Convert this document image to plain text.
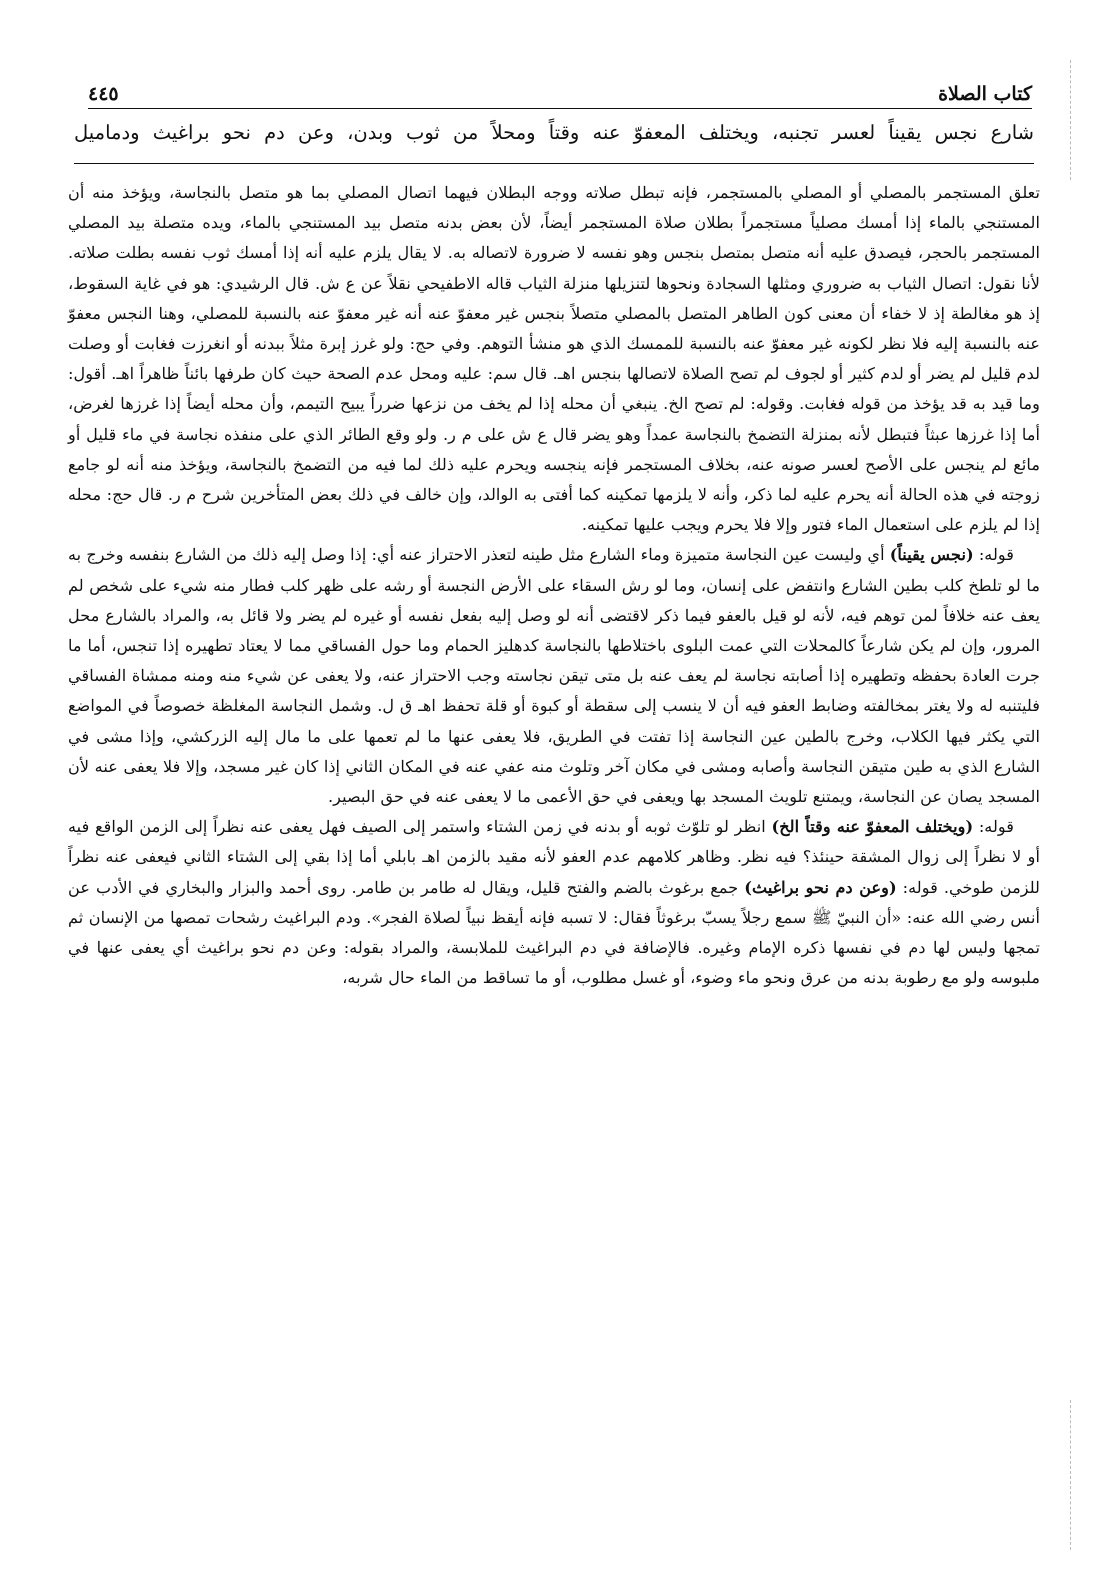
كتاب الصلاة
٤٤٥
شارع نجس يقيناً لعسر تجنبه، ويختلف المعفوّ عنه وقتاً ومحلاً من ثوب وبدن، وعن دم نحو براغيث ودماميل

تعلق المستجمر بالمصلي أو المصلي بالمستجمر، فإنه تبطل صلاته ووجه البطلان فيهما اتصال المصلي بما هو متصل بالنجاسة، ويؤخذ منه أن المستنجي بالماء إذا أمسك مصلياً مستجمراً بطلان صلاة المستجمر أيضاً، لأن بعض بدنه متصل بيد المستنجي بالماء، ويده متصلة بيد المصلي المستجمر بالحجر، فيصدق عليه أنه متصل بمتصل بنجس وهو نفسه لا ضرورة لاتصاله به. لا يقال يلزم عليه أنه إذا أمسك ثوب نفسه بطلت صلاته. لأنا نقول: اتصال الثياب به ضروري ومثلها السجادة ونحوها لتنزيلها منزلة الثياب قاله الاطفيحي نقلاً عن ع ش. قال الرشيدي: هو في غاية السقوط، إذ هو مغالطة إذ لا خفاء أن معنى كون الطاهر المتصل بالمصلي متصلاً بنجس غير معفوّ عنه أنه غير معفوّ عنه بالنسبة للمصلي، وهنا النجس معفوّ عنه بالنسبة إليه فلا نظر لكونه غير معفوّ عنه بالنسبة للممسك الذي هو منشأ التوهم. وفي حج: ولو غرز إبرة مثلاً ببدنه أو انغرزت فغابت أو وصلت لدم قليل لم يضر أو لدم كثير أو لجوف لم تصح الصلاة لاتصالها بنجس اهـ. قال سم: عليه ومحل عدم الصحة حيث كان طرفها بائناً ظاهراً اهـ. أقول: وما قيد به قد يؤخذ من قوله فغابت. وقوله: لم تصح الخ. ينبغي أن محله إذا لم يخف من نزعها ضرراً يبيح التيمم، وأن محله أيضاً إذا غرزها لغرض، أما إذا غرزها عبثاً فتبطل لأنه بمنزلة التضمخ بالنجاسة عمداً وهو يضر قال ع ش على م ر. ولو وقع الطائر الذي على منفذه نجاسة في ماء قليل أو مائع لم ينجس على الأصح لعسر صونه عنه، بخلاف المستجمر فإنه ينجسه ويحرم عليه ذلك لما فيه من التضمخ بالنجاسة، ويؤخذ منه أنه لو جامع زوجته في هذه الحالة أنه يحرم عليه لما ذكر، وأنه لا يلزمها تمكينه كما أفتى به الوالد، وإن خالف في ذلك بعض المتأخرين شرح م ر. قال حج: محله إذا لم يلزم على استعمال الماء فتور وإلا فلا يحرم ويجب عليها تمكينه.

قوله: (نجس يقيناً) أي وليست عين النجاسة متميزة وماء الشارع مثل طينه لتعذر الاحتراز عنه أي: إذا وصل إليه ذلك من الشارع بنفسه وخرج به ما لو تلطخ كلب بطين الشارع وانتفض على إنسان، وما لو رش السقاء على الأرض النجسة أو رشه على ظهر كلب فطار منه شيء على شخص لم يعف عنه خلافاً لمن توهم فيه، لأنه لو قيل بالعفو فيما ذكر لاقتضى أنه لو وصل إليه بفعل نفسه أو غيره لم يضر ولا قائل به، والمراد بالشارع محل المرور، وإن لم يكن شارعاً كالمحلات التي عمت البلوى باختلاطها بالنجاسة كدهليز الحمام وما حول الفساقي مما لا يعتاد تطهيره إذا تنجس، أما ما جرت العادة بحفظه وتطهيره إذا أصابته نجاسة لم يعف عنه بل متى تيقن نجاسته وجب الاحتراز عنه، ولا يعفى عن شيء منه ومنه ممشاة الفساقي فليتنبه له ولا يغتر بمخالفته وضابط العفو فيه أن لا ينسب إلى سقطة أو كبوة أو قلة تحفظ اهـ ق ل. وشمل النجاسة المغلظة خصوصاً في المواضع التي يكثر فيها الكلاب، وخرج بالطين عين النجاسة إذا تفتت في الطريق، فلا يعفى عنها ما لم تعمها على ما مال إليه الزركشي، وإذا مشى في الشارع الذي به طين متيقن النجاسة وأصابه ومشى في مكان آخر وتلوث منه عفي عنه في المكان الثاني إذا كان غير مسجد، وإلا فلا يعفى عنه لأن المسجد يصان عن النجاسة، ويمتنع تلويث المسجد بها ويعفى في حق الأعمى ما لا يعفى عنه في حق البصير.

قوله: (ويختلف المعفوّ عنه وقتاً الخ) انظر لو تلوّث ثوبه أو بدنه في زمن الشتاء واستمر إلى الصيف فهل يعفى عنه نظراً إلى الزمن الواقع فيه أو لا نظراً إلى زوال المشقة حينئذ؟ فيه نظر. وظاهر كلامهم عدم العفو لأنه مقيد بالزمن اهـ بابلي أما إذا بقي إلى الشتاء الثاني فيعفى عنه نظراً للزمن طوخي. قوله: (وعن دم نحو براغيث) جمع برغوث بالضم والفتح قليل، ويقال له طامر بن طامر. روى أحمد والبزار والبخاري في الأدب عن أنس رضي الله عنه: «أن النبيّ ﷺ سمع رجلاً يسبّ برغوثاً فقال: لا تسبه فإنه أيقظ نبياً لصلاة الفجر». ودم البراغيث رشحات تمصها من الإنسان ثم تمجها وليس لها دم في نفسها ذكره الإمام وغيره. فالإضافة في دم البراغيث للملابسة، والمراد بقوله: وعن دم نحو براغيث أي يعفى عنها في ملبوسه ولو مع رطوبة بدنه من عرق ونحو ماء وضوء، أو غسل مطلوب، أو ما تساقط من الماء حال شربه،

STATED EXERCISE: How many lines in the entries contain the string "الثاني"? Answer with the number only.

SOLUTION TO THE EXERCISE: 2